Start of Records to use
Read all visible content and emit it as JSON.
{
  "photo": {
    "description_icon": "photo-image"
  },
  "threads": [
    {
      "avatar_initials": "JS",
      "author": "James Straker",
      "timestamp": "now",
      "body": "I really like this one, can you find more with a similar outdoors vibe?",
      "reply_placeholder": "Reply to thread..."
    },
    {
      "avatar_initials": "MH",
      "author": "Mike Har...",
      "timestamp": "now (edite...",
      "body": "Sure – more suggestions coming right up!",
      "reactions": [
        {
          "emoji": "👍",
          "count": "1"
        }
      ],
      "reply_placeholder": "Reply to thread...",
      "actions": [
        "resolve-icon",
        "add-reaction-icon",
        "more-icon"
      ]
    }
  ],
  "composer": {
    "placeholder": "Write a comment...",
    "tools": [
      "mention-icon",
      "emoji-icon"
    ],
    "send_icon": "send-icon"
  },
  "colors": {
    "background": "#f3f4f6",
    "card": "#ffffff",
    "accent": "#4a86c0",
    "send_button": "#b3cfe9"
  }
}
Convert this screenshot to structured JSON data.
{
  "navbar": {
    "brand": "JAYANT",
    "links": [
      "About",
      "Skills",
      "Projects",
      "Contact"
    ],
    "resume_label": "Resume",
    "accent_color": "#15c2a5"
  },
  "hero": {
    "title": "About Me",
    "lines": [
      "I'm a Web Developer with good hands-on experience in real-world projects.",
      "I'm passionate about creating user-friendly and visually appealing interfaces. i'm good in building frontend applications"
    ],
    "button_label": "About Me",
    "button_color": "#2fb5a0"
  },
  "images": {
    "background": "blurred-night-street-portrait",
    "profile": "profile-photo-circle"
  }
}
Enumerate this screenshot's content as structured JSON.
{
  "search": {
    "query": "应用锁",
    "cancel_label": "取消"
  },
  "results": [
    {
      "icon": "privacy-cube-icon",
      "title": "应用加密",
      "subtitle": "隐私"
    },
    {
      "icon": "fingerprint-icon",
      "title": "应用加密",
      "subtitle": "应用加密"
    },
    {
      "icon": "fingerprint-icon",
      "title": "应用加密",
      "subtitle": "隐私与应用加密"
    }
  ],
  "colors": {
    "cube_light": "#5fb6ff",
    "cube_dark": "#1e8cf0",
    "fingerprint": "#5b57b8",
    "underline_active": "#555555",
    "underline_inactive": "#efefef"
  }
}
End of Records to use
--- Challenge ---
Reproduce each entry word for word.

--- Result of the task ---
Read all visible content and emit it as JSON.
{
  "photo": {
    "description_icon": "photo-image"
  },
  "threads": [
    {
      "avatar_initials": "JS",
      "author": "James Straker",
      "timestamp": "now",
      "body": "I really like this one, can you find more with a similar outdoors vibe?",
      "reply_placeholder": "Reply to thread..."
    },
    {
      "avatar_initials": "MH",
      "author": "Mike Har...",
      "timestamp": "now (edite...",
      "body": "Sure – more suggestions coming right up!",
      "reactions": [
        {
          "emoji": "👍",
          "count": "1"
        }
      ],
      "reply_placeholder": "Reply to thread...",
      "actions": [
        "resolve-icon",
        "add-reaction-icon",
        "more-icon"
      ]
    }
  ],
  "composer": {
    "placeholder": "Write a comment...",
    "tools": [
      "mention-icon",
      "emoji-icon"
    ],
    "send_icon": "send-icon"
  },
  "colors": {
    "background": "#f3f4f6",
    "card": "#ffffff",
    "accent": "#4a86c0",
    "send_button": "#b3cfe9"
  }
}
Convert this screenshot to structured JSON data.
{
  "navbar": {
    "brand": "JAYANT",
    "links": [
      "About",
      "Skills",
      "Projects",
      "Contact"
    ],
    "resume_label": "Resume",
    "accent_color": "#15c2a5"
  },
  "hero": {
    "title": "About Me",
    "lines": [
      "I'm a Web Developer with good hands-on experience in real-world projects.",
      "I'm passionate about creating user-friendly and visually appealing interfaces. i'm good in building frontend applications"
    ],
    "button_label": "About Me",
    "button_color": "#2fb5a0"
  },
  "images": {
    "background": "blurred-night-street-portrait",
    "profile": "profile-photo-circle"
  }
}
Enumerate this screenshot's content as structured JSON.
{
  "search": {
    "query": "应用锁",
    "cancel_label": "取消"
  },
  "results": [
    {
      "icon": "privacy-cube-icon",
      "title": "应用加密",
      "subtitle": "隐私"
    },
    {
      "icon": "fingerprint-icon",
      "title": "应用加密",
      "subtitle": "应用加密"
    },
    {
      "icon": "fingerprint-icon",
      "title": "应用加密",
      "subtitle": "隐私与应用加密"
    }
  ],
  "colors": {
    "cube_light": "#5fb6ff",
    "cube_dark": "#1e8cf0",
    "fingerprint": "#5b57b8",
    "underline_active": "#555555",
    "underline_inactive": "#efefef"
  }
}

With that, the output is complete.